» **INPUT MATERIAL**
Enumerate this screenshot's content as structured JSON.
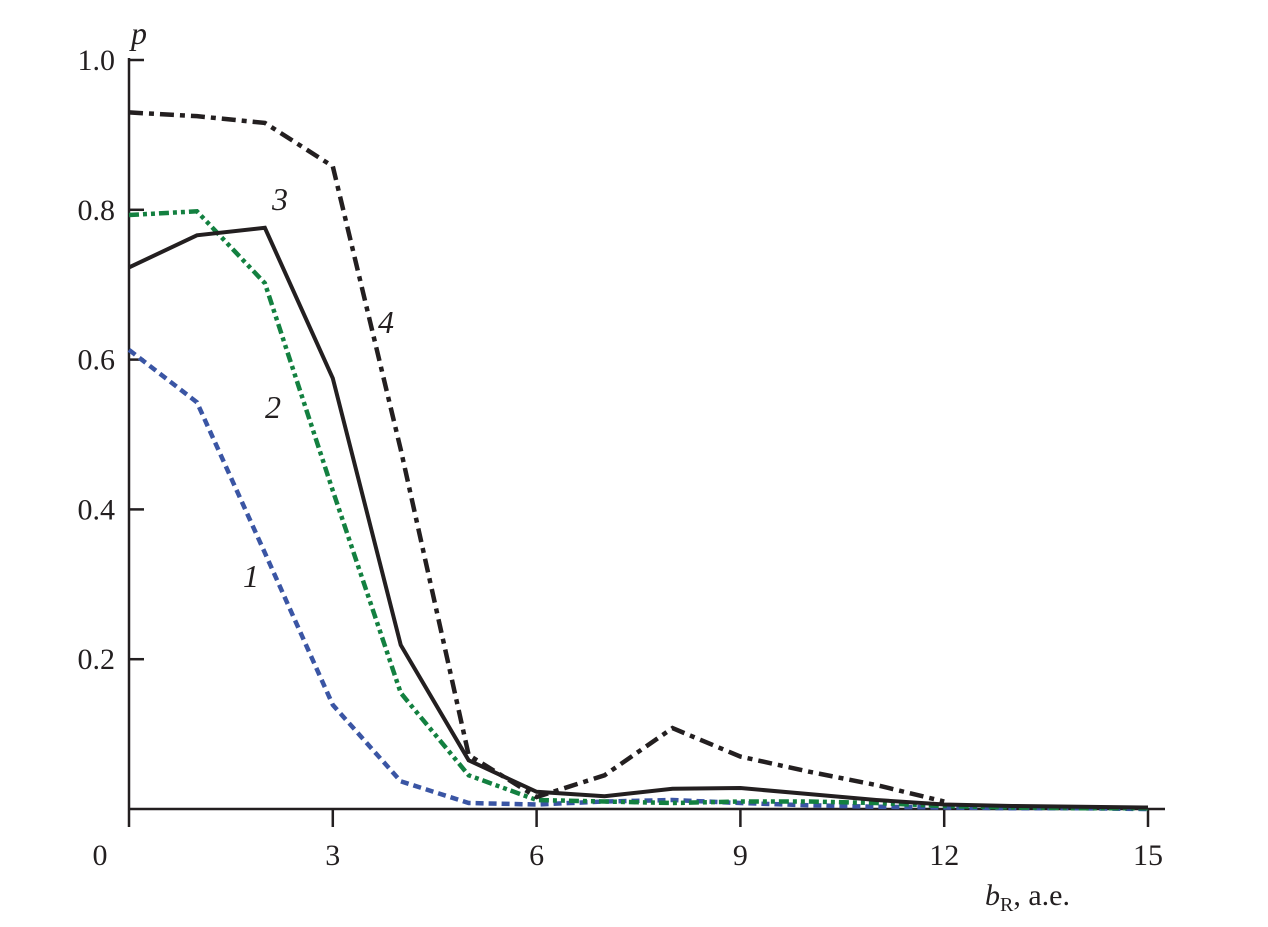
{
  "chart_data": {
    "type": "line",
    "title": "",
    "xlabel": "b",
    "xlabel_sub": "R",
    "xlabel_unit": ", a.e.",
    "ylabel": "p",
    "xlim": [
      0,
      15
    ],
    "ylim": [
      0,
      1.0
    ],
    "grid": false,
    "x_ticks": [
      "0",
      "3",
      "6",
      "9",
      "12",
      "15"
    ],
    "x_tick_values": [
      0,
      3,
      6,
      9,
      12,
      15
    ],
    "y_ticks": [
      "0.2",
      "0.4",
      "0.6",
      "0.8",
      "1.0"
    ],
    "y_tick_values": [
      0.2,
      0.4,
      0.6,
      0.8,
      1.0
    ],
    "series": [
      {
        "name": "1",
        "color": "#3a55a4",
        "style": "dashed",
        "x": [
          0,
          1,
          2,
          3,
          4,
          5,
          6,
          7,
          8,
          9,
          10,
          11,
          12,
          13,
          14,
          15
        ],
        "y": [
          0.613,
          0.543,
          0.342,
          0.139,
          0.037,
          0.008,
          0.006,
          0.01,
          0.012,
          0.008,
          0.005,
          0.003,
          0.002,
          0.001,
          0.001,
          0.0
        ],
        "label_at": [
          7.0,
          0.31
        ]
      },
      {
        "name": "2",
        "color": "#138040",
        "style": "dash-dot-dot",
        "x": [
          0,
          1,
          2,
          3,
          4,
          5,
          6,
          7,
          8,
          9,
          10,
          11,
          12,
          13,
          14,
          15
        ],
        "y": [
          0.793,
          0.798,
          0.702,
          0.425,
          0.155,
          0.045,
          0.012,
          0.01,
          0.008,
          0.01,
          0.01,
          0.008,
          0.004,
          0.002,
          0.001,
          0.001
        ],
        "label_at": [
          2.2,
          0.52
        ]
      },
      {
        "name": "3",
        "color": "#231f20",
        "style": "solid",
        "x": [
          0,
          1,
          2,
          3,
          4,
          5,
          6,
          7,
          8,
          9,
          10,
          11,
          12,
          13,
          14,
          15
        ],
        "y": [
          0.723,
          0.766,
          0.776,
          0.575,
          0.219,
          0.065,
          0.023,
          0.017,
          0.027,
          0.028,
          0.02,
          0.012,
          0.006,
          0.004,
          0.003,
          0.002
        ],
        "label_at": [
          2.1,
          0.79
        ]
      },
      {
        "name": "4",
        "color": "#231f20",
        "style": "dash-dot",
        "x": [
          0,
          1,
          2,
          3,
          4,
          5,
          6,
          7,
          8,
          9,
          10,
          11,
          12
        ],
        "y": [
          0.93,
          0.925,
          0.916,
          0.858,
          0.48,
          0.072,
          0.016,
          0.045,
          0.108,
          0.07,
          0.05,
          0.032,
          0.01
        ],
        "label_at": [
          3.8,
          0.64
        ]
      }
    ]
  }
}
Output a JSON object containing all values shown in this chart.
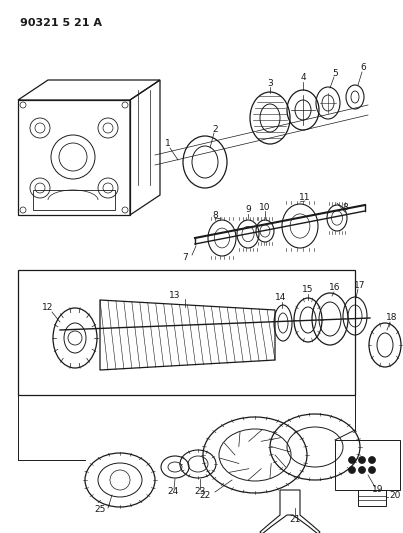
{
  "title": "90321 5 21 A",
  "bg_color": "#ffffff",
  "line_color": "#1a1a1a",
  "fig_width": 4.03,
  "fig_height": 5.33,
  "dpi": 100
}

» **GIVEN REQUEST**
Pictures don't belong in the copy. Restate all the entries exactly.

» **FINAL RESULT**
Enumerate this screenshot's content as structured JSON.
{
  "chart_data": {
    "type": "line",
    "title": "",
    "xlabel": "b",
    "xlabel_sub": "R",
    "xlabel_unit": ", a.e.",
    "ylabel": "p",
    "xlim": [
      0,
      15
    ],
    "ylim": [
      0,
      1.0
    ],
    "grid": false,
    "x_ticks": [
      "0",
      "3",
      "6",
      "9",
      "12",
      "15"
    ],
    "x_tick_values": [
      0,
      3,
      6,
      9,
      12,
      15
    ],
    "y_ticks": [
      "0.2",
      "0.4",
      "0.6",
      "0.8",
      "1.0"
    ],
    "y_tick_values": [
      0.2,
      0.4,
      0.6,
      0.8,
      1.0
    ],
    "series": [
      {
        "name": "1",
        "color": "#3a55a4",
        "style": "dashed",
        "x": [
          0,
          1,
          2,
          3,
          4,
          5,
          6,
          7,
          8,
          9,
          10,
          11,
          12,
          13,
          14,
          15
        ],
        "y": [
          0.613,
          0.543,
          0.342,
          0.139,
          0.037,
          0.008,
          0.006,
          0.01,
          0.012,
          0.008,
          0.005,
          0.003,
          0.002,
          0.001,
          0.001,
          0.0
        ],
        "label_at": [
          7.0,
          0.31
        ]
      },
      {
        "name": "2",
        "color": "#138040",
        "style": "dash-dot-dot",
        "x": [
          0,
          1,
          2,
          3,
          4,
          5,
          6,
          7,
          8,
          9,
          10,
          11,
          12,
          13,
          14,
          15
        ],
        "y": [
          0.793,
          0.798,
          0.702,
          0.425,
          0.155,
          0.045,
          0.012,
          0.01,
          0.008,
          0.01,
          0.01,
          0.008,
          0.004,
          0.002,
          0.001,
          0.001
        ],
        "label_at": [
          2.2,
          0.52
        ]
      },
      {
        "name": "3",
        "color": "#231f20",
        "style": "solid",
        "x": [
          0,
          1,
          2,
          3,
          4,
          5,
          6,
          7,
          8,
          9,
          10,
          11,
          12,
          13,
          14,
          15
        ],
        "y": [
          0.723,
          0.766,
          0.776,
          0.575,
          0.219,
          0.065,
          0.023,
          0.017,
          0.027,
          0.028,
          0.02,
          0.012,
          0.006,
          0.004,
          0.003,
          0.002
        ],
        "label_at": [
          2.1,
          0.79
        ]
      },
      {
        "name": "4",
        "color": "#231f20",
        "style": "dash-dot",
        "x": [
          0,
          1,
          2,
          3,
          4,
          5,
          6,
          7,
          8,
          9,
          10,
          11,
          12
        ],
        "y": [
          0.93,
          0.925,
          0.916,
          0.858,
          0.48,
          0.072,
          0.016,
          0.045,
          0.108,
          0.07,
          0.05,
          0.032,
          0.01
        ],
        "label_at": [
          3.8,
          0.64
        ]
      }
    ]
  }
}
Output a JSON object containing all values shown in this chart.
{
  "title": "90321 5 21 A",
  "bg_color": "#ffffff",
  "line_color": "#1a1a1a",
  "fig_width": 4.03,
  "fig_height": 5.33,
  "dpi": 100
}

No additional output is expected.